__The task__
The entries below should be transcribed in their entirety, exactly as written.

__Records shown__
----------
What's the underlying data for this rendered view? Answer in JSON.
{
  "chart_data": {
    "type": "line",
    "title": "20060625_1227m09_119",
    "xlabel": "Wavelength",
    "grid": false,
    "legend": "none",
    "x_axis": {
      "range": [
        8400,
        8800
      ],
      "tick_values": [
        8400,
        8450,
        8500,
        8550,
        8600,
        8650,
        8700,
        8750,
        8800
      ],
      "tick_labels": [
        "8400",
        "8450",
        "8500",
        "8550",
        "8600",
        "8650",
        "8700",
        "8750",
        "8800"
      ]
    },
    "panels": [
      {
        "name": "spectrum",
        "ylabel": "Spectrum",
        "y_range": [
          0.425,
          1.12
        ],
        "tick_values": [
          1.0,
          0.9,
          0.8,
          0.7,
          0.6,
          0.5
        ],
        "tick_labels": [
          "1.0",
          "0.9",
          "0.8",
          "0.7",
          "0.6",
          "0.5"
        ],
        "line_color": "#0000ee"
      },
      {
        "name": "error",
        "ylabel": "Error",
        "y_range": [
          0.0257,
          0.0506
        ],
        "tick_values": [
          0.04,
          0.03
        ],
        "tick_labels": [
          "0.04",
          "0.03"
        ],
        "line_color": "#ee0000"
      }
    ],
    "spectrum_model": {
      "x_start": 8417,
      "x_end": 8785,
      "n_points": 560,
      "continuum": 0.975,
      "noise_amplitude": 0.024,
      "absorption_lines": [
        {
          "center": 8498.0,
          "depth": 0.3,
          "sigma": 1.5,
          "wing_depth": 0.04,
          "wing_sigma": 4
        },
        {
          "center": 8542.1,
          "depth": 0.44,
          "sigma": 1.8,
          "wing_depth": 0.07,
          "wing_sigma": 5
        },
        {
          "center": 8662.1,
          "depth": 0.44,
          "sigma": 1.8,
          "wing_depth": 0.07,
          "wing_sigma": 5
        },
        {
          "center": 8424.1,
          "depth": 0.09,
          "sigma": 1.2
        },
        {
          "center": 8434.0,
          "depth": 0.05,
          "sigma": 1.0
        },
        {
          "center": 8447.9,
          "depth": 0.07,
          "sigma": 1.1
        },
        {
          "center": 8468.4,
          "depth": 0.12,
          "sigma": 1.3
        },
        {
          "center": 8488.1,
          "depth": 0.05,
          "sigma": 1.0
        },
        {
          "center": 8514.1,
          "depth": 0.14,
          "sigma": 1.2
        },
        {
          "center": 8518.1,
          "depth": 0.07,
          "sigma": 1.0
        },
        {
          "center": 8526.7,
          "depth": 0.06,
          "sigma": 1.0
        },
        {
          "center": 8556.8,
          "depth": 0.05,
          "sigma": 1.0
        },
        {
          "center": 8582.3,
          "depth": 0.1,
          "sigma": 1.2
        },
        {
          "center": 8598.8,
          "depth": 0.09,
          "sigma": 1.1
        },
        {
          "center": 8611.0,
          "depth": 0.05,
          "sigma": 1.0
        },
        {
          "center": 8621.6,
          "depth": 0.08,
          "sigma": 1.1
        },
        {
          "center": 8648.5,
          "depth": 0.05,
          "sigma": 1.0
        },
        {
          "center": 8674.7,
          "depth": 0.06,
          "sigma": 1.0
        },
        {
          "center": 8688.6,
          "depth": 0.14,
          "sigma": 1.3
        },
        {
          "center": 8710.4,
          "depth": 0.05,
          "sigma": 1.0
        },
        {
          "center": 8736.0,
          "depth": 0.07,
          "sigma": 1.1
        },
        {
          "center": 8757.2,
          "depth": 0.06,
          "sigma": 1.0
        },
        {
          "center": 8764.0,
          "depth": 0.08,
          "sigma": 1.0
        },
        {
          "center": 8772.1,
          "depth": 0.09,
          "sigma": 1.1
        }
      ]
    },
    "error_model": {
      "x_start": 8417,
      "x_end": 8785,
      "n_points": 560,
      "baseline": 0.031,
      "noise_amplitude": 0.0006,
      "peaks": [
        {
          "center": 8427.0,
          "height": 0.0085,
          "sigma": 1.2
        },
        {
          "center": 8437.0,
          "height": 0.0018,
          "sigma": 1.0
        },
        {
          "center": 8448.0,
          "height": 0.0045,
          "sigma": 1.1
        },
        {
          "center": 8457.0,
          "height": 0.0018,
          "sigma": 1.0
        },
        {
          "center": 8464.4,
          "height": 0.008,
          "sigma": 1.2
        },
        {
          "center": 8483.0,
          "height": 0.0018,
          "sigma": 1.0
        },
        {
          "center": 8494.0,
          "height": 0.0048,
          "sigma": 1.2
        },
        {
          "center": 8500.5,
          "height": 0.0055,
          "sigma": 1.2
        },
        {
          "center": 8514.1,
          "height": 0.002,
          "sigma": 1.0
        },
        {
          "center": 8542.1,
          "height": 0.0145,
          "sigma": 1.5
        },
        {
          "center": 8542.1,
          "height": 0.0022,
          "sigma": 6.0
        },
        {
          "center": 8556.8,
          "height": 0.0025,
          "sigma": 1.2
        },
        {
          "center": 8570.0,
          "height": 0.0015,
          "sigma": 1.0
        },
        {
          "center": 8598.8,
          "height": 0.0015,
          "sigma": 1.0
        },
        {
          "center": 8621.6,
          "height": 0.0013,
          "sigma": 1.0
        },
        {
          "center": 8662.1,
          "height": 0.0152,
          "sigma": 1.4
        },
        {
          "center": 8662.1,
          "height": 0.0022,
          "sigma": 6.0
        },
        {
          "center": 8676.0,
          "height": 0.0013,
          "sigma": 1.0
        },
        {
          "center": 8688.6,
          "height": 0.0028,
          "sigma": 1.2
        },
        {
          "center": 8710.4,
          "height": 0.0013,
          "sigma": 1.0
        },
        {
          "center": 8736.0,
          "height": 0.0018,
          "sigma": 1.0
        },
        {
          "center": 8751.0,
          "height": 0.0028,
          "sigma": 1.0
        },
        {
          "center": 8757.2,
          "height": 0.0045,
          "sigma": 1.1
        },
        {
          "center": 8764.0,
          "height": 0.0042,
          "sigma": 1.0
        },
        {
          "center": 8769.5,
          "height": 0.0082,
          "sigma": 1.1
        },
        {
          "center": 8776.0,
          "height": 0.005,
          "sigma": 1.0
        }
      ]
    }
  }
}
----------
__Answer below__
What's the underlying data for this rendered view? Answer in JSON.
{
  "chart_data": {
    "type": "line",
    "title": "20060625_1227m09_119",
    "xlabel": "Wavelength",
    "grid": false,
    "legend": "none",
    "x_axis": {
      "range": [
        8400,
        8800
      ],
      "tick_values": [
        8400,
        8450,
        8500,
        8550,
        8600,
        8650,
        8700,
        8750,
        8800
      ],
      "tick_labels": [
        "8400",
        "8450",
        "8500",
        "8550",
        "8600",
        "8650",
        "8700",
        "8750",
        "8800"
      ]
    },
    "panels": [
      {
        "name": "spectrum",
        "ylabel": "Spectrum",
        "y_range": [
          0.425,
          1.12
        ],
        "tick_values": [
          1.0,
          0.9,
          0.8,
          0.7,
          0.6,
          0.5
        ],
        "tick_labels": [
          "1.0",
          "0.9",
          "0.8",
          "0.7",
          "0.6",
          "0.5"
        ],
        "line_color": "#0000ee"
      },
      {
        "name": "error",
        "ylabel": "Error",
        "y_range": [
          0.0257,
          0.0506
        ],
        "tick_values": [
          0.04,
          0.03
        ],
        "tick_labels": [
          "0.04",
          "0.03"
        ],
        "line_color": "#ee0000"
      }
    ],
    "spectrum_model": {
      "x_start": 8417,
      "x_end": 8785,
      "n_points": 560,
      "continuum": 0.975,
      "noise_amplitude": 0.024,
      "absorption_lines": [
        {
          "center": 8498.0,
          "depth": 0.3,
          "sigma": 1.5,
          "wing_depth": 0.04,
          "wing_sigma": 4
        },
        {
          "center": 8542.1,
          "depth": 0.44,
          "sigma": 1.8,
          "wing_depth": 0.07,
          "wing_sigma": 5
        },
        {
          "center": 8662.1,
          "depth": 0.44,
          "sigma": 1.8,
          "wing_depth": 0.07,
          "wing_sigma": 5
        },
        {
          "center": 8424.1,
          "depth": 0.09,
          "sigma": 1.2
        },
        {
          "center": 8434.0,
          "depth": 0.05,
          "sigma": 1.0
        },
        {
          "center": 8447.9,
          "depth": 0.07,
          "sigma": 1.1
        },
        {
          "center": 8468.4,
          "depth": 0.12,
          "sigma": 1.3
        },
        {
          "center": 8488.1,
          "depth": 0.05,
          "sigma": 1.0
        },
        {
          "center": 8514.1,
          "depth": 0.14,
          "sigma": 1.2
        },
        {
          "center": 8518.1,
          "depth": 0.07,
          "sigma": 1.0
        },
        {
          "center": 8526.7,
          "depth": 0.06,
          "sigma": 1.0
        },
        {
          "center": 8556.8,
          "depth": 0.05,
          "sigma": 1.0
        },
        {
          "center": 8582.3,
          "depth": 0.1,
          "sigma": 1.2
        },
        {
          "center": 8598.8,
          "depth": 0.09,
          "sigma": 1.1
        },
        {
          "center": 8611.0,
          "depth": 0.05,
          "sigma": 1.0
        },
        {
          "center": 8621.6,
          "depth": 0.08,
          "sigma": 1.1
        },
        {
          "center": 8648.5,
          "depth": 0.05,
          "sigma": 1.0
        },
        {
          "center": 8674.7,
          "depth": 0.06,
          "sigma": 1.0
        },
        {
          "center": 8688.6,
          "depth": 0.14,
          "sigma": 1.3
        },
        {
          "center": 8710.4,
          "depth": 0.05,
          "sigma": 1.0
        },
        {
          "center": 8736.0,
          "depth": 0.07,
          "sigma": 1.1
        },
        {
          "center": 8757.2,
          "depth": 0.06,
          "sigma": 1.0
        },
        {
          "center": 8764.0,
          "depth": 0.08,
          "sigma": 1.0
        },
        {
          "center": 8772.1,
          "depth": 0.09,
          "sigma": 1.1
        }
      ]
    },
    "error_model": {
      "x_start": 8417,
      "x_end": 8785,
      "n_points": 560,
      "baseline": 0.031,
      "noise_amplitude": 0.0006,
      "peaks": [
        {
          "center": 8427.0,
          "height": 0.0085,
          "sigma": 1.2
        },
        {
          "center": 8437.0,
          "height": 0.0018,
          "sigma": 1.0
        },
        {
          "center": 8448.0,
          "height": 0.0045,
          "sigma": 1.1
        },
        {
          "center": 8457.0,
          "height": 0.0018,
          "sigma": 1.0
        },
        {
          "center": 8464.4,
          "height": 0.008,
          "sigma": 1.2
        },
        {
          "center": 8483.0,
          "height": 0.0018,
          "sigma": 1.0
        },
        {
          "center": 8494.0,
          "height": 0.0048,
          "sigma": 1.2
        },
        {
          "center": 8500.5,
          "height": 0.0055,
          "sigma": 1.2
        },
        {
          "center": 8514.1,
          "height": 0.002,
          "sigma": 1.0
        },
        {
          "center": 8542.1,
          "height": 0.0145,
          "sigma": 1.5
        },
        {
          "center": 8542.1,
          "height": 0.0022,
          "sigma": 6.0
        },
        {
          "center": 8556.8,
          "height": 0.0025,
          "sigma": 1.2
        },
        {
          "center": 8570.0,
          "height": 0.0015,
          "sigma": 1.0
        },
        {
          "center": 8598.8,
          "height": 0.0015,
          "sigma": 1.0
        },
        {
          "center": 8621.6,
          "height": 0.0013,
          "sigma": 1.0
        },
        {
          "center": 8662.1,
          "height": 0.0152,
          "sigma": 1.4
        },
        {
          "center": 8662.1,
          "height": 0.0022,
          "sigma": 6.0
        },
        {
          "center": 8676.0,
          "height": 0.0013,
          "sigma": 1.0
        },
        {
          "center": 8688.6,
          "height": 0.0028,
          "sigma": 1.2
        },
        {
          "center": 8710.4,
          "height": 0.0013,
          "sigma": 1.0
        },
        {
          "center": 8736.0,
          "height": 0.0018,
          "sigma": 1.0
        },
        {
          "center": 8751.0,
          "height": 0.0028,
          "sigma": 1.0
        },
        {
          "center": 8757.2,
          "height": 0.0045,
          "sigma": 1.1
        },
        {
          "center": 8764.0,
          "height": 0.0042,
          "sigma": 1.0
        },
        {
          "center": 8769.5,
          "height": 0.0082,
          "sigma": 1.1
        },
        {
          "center": 8776.0,
          "height": 0.005,
          "sigma": 1.0
        }
      ]
    }
  }
}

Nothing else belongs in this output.